● DESCRIPTION OF THE TASK: Copy all records verbatim.

(Data listing)

⁂

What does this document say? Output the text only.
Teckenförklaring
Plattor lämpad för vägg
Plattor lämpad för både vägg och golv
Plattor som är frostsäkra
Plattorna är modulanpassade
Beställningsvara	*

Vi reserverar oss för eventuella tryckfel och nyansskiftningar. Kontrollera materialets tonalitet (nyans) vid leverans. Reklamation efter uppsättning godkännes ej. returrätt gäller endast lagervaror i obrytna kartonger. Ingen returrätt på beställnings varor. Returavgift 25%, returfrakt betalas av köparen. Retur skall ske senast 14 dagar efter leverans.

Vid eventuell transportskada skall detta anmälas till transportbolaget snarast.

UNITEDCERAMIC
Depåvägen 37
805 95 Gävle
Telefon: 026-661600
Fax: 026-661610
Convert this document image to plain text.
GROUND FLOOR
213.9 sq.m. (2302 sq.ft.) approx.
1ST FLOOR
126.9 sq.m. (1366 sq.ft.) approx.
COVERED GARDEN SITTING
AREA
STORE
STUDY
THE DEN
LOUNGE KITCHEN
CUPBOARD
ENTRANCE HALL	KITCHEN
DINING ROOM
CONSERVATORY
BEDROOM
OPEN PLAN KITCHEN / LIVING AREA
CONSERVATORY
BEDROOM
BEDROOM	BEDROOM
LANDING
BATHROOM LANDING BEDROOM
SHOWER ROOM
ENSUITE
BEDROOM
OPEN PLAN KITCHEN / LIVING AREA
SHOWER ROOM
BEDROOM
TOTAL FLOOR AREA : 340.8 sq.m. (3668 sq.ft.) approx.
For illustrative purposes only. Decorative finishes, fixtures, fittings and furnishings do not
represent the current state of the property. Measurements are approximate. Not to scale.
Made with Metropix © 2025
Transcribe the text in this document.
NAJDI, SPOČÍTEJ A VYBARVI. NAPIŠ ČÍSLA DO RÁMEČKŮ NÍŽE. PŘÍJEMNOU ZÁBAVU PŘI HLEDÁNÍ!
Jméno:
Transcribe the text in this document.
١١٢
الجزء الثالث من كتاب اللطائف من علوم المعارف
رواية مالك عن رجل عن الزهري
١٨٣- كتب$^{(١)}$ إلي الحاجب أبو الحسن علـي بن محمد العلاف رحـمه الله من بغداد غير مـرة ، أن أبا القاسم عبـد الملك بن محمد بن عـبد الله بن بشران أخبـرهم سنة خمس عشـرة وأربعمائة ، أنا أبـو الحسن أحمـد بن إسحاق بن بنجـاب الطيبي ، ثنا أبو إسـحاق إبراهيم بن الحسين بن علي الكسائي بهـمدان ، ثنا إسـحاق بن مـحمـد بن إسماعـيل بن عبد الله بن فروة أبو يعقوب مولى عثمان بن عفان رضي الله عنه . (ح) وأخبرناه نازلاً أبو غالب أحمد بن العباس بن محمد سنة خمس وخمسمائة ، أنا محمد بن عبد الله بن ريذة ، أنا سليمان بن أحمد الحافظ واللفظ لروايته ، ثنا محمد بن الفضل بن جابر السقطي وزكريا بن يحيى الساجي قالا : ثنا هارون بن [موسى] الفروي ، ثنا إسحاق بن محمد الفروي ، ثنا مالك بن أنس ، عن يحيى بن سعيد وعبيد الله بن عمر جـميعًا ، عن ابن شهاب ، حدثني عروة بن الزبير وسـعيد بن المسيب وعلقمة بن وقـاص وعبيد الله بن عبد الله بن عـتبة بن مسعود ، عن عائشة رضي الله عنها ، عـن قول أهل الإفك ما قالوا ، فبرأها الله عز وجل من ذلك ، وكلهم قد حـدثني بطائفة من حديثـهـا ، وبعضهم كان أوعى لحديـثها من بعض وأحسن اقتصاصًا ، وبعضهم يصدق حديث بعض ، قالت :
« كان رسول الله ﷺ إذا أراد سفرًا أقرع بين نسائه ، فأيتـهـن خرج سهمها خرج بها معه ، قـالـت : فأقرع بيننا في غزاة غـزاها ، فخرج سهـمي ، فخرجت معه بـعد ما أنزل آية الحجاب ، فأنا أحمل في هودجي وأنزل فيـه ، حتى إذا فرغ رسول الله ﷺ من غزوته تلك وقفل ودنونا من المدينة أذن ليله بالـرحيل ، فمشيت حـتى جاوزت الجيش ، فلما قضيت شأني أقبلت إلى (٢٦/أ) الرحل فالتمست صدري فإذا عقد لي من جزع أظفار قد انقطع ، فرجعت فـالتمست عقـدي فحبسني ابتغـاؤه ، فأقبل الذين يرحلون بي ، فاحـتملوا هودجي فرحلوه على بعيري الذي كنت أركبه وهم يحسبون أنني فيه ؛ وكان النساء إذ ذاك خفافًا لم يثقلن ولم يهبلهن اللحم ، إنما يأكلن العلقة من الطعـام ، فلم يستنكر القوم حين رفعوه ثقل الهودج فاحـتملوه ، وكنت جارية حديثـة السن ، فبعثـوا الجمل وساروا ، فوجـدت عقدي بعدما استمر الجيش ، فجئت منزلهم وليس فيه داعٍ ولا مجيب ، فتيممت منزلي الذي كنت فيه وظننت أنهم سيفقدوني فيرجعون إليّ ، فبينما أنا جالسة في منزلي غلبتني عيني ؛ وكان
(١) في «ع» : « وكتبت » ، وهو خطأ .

⁂

● RESULT:
What does this document say? Output the text only.
Teckenförklaring
Plattor lämpad för vägg
Plattor lämpad för både vägg och golv
Plattor som är frostsäkra
Plattorna är modulanpassade
Beställningsvara	*

Vi reserverar oss för eventuella tryckfel och nyansskiftningar. Kontrollera materialets tonalitet (nyans) vid leverans. Reklamation efter uppsättning godkännes ej. returrätt gäller endast lagervaror i obrytna kartonger. Ingen returrätt på beställnings varor. Returavgift 25%, returfrakt betalas av köparen. Retur skall ske senast 14 dagar efter leverans.

Vid eventuell transportskada skall detta anmälas till transportbolaget snarast.

UNITEDCERAMIC
Depåvägen 37
805 95 Gävle
Telefon: 026-661600
Fax: 026-661610
Convert this document image to plain text.
GROUND FLOOR
213.9 sq.m. (2302 sq.ft.) approx.
1ST FLOOR
126.9 sq.m. (1366 sq.ft.) approx.
COVERED GARDEN SITTING
AREA
STORE
STUDY
THE DEN
LOUNGE KITCHEN
CUPBOARD
ENTRANCE HALL	KITCHEN
DINING ROOM
CONSERVATORY
BEDROOM
OPEN PLAN KITCHEN / LIVING AREA
CONSERVATORY
BEDROOM
BEDROOM	BEDROOM
LANDING
BATHROOM LANDING BEDROOM
SHOWER ROOM
ENSUITE
BEDROOM
OPEN PLAN KITCHEN / LIVING AREA
SHOWER ROOM
BEDROOM
TOTAL FLOOR AREA : 340.8 sq.m. (3668 sq.ft.) approx.
For illustrative purposes only. Decorative finishes, fixtures, fittings and furnishings do not
represent the current state of the property. Measurements are approximate. Not to scale.
Made with Metropix © 2025
Transcribe the text in this document.
NAJDI, SPOČÍTEJ A VYBARVI. NAPIŠ ČÍSLA DO RÁMEČKŮ NÍŽE. PŘÍJEMNOU ZÁBAVU PŘI HLEDÁNÍ!
Jméno:
Transcribe the text in this document.
١١٢
الجزء الثالث من كتاب اللطائف من علوم المعارف
رواية مالك عن رجل عن الزهري
١٨٣- كتب$^{(١)}$ إلي الحاجب أبو الحسن علـي بن محمد العلاف رحـمه الله من بغداد غير مـرة ، أن أبا القاسم عبـد الملك بن محمد بن عـبد الله بن بشران أخبـرهم سنة خمس عشـرة وأربعمائة ، أنا أبـو الحسن أحمـد بن إسحاق بن بنجـاب الطيبي ، ثنا أبو إسـحاق إبراهيم بن الحسين بن علي الكسائي بهـمدان ، ثنا إسـحاق بن مـحمـد بن إسماعـيل بن عبد الله بن فروة أبو يعقوب مولى عثمان بن عفان رضي الله عنه . (ح) وأخبرناه نازلاً أبو غالب أحمد بن العباس بن محمد سنة خمس وخمسمائة ، أنا محمد بن عبد الله بن ريذة ، أنا سليمان بن أحمد الحافظ واللفظ لروايته ، ثنا محمد بن الفضل بن جابر السقطي وزكريا بن يحيى الساجي قالا : ثنا هارون بن [موسى] الفروي ، ثنا إسحاق بن محمد الفروي ، ثنا مالك بن أنس ، عن يحيى بن سعيد وعبيد الله بن عمر جـميعًا ، عن ابن شهاب ، حدثني عروة بن الزبير وسـعيد بن المسيب وعلقمة بن وقـاص وعبيد الله بن عبد الله بن عـتبة بن مسعود ، عن عائشة رضي الله عنها ، عـن قول أهل الإفك ما قالوا ، فبرأها الله عز وجل من ذلك ، وكلهم قد حـدثني بطائفة من حديثـهـا ، وبعضهم كان أوعى لحديـثها من بعض وأحسن اقتصاصًا ، وبعضهم يصدق حديث بعض ، قالت :
« كان رسول الله ﷺ إذا أراد سفرًا أقرع بين نسائه ، فأيتـهـن خرج سهمها خرج بها معه ، قـالـت : فأقرع بيننا في غزاة غـزاها ، فخرج سهـمي ، فخرجت معه بـعد ما أنزل آية الحجاب ، فأنا أحمل في هودجي وأنزل فيـه ، حتى إذا فرغ رسول الله ﷺ من غزوته تلك وقفل ودنونا من المدينة أذن ليله بالـرحيل ، فمشيت حـتى جاوزت الجيش ، فلما قضيت شأني أقبلت إلى (٢٦/أ) الرحل فالتمست صدري فإذا عقد لي من جزع أظفار قد انقطع ، فرجعت فـالتمست عقـدي فحبسني ابتغـاؤه ، فأقبل الذين يرحلون بي ، فاحـتملوا هودجي فرحلوه على بعيري الذي كنت أركبه وهم يحسبون أنني فيه ؛ وكان النساء إذ ذاك خفافًا لم يثقلن ولم يهبلهن اللحم ، إنما يأكلن العلقة من الطعـام ، فلم يستنكر القوم حين رفعوه ثقل الهودج فاحـتملوه ، وكنت جارية حديثـة السن ، فبعثـوا الجمل وساروا ، فوجـدت عقدي بعدما استمر الجيش ، فجئت منزلهم وليس فيه داعٍ ولا مجيب ، فتيممت منزلي الذي كنت فيه وظننت أنهم سيفقدوني فيرجعون إليّ ، فبينما أنا جالسة في منزلي غلبتني عيني ؛ وكان
(١) في «ع» : « وكتبت » ، وهو خطأ .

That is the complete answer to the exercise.